In the records below, find the line containing "Give me the", then extract that line and all subsequent lines exactly, leaving out everything else.

## Start TASK INPUTS

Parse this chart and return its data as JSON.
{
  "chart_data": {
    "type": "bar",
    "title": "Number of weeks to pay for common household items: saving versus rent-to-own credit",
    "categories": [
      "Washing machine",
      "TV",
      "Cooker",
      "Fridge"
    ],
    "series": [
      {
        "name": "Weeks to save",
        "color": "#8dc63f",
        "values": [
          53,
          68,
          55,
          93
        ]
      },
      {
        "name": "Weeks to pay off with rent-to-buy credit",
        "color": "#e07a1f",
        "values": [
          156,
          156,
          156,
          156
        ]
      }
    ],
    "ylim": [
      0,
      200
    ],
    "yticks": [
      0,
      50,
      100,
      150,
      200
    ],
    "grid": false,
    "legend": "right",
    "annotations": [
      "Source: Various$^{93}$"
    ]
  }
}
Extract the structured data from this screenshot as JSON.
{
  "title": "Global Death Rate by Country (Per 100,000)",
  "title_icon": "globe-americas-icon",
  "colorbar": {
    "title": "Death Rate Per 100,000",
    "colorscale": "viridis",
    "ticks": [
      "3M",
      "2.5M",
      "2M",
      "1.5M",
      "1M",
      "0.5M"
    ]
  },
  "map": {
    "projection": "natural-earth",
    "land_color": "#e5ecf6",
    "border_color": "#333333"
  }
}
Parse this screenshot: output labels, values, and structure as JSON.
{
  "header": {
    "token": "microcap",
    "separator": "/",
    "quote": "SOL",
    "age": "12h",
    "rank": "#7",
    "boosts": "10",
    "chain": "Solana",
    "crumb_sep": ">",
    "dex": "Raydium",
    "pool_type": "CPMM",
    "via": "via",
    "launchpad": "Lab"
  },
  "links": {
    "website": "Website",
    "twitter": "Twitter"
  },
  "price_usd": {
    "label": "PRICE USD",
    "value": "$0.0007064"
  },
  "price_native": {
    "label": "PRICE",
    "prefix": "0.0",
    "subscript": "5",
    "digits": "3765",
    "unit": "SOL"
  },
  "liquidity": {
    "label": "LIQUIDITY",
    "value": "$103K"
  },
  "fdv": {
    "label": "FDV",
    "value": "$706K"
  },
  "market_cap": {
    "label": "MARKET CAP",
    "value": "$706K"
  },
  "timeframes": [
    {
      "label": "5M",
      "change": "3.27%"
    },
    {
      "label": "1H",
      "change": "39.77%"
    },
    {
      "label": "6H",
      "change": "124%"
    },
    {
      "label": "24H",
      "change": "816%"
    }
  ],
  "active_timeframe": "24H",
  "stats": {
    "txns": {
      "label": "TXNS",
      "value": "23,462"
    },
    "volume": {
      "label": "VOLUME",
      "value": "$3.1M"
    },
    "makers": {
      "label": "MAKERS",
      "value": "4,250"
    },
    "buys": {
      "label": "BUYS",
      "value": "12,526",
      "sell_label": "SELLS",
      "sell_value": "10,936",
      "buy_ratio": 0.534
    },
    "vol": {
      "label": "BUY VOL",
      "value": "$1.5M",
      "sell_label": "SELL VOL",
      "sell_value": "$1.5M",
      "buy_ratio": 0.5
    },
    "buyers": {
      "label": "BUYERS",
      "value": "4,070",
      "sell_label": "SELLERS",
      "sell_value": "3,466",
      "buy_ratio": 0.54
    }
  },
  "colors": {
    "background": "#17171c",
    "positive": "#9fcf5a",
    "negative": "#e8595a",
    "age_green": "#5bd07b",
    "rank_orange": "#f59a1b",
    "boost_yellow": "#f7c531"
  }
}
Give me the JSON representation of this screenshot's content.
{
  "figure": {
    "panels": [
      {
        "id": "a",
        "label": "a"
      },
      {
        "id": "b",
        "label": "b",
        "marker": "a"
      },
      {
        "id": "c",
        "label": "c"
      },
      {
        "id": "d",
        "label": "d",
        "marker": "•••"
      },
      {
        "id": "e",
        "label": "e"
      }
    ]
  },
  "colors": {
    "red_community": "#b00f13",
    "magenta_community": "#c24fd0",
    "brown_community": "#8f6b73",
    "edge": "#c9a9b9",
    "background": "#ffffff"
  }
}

## End TASK INPUTS

REPLY TO THE EXERCISE -
Give me the JSON representation of this screenshot's content.
{
  "figure": {
    "panels": [
      {
        "id": "a",
        "label": "a"
      },
      {
        "id": "b",
        "label": "b",
        "marker": "a"
      },
      {
        "id": "c",
        "label": "c"
      },
      {
        "id": "d",
        "label": "d",
        "marker": "•••"
      },
      {
        "id": "e",
        "label": "e"
      }
    ]
  },
  "colors": {
    "red_community": "#b00f13",
    "magenta_community": "#c24fd0",
    "brown_community": "#8f6b73",
    "edge": "#c9a9b9",
    "background": "#ffffff"
  }
}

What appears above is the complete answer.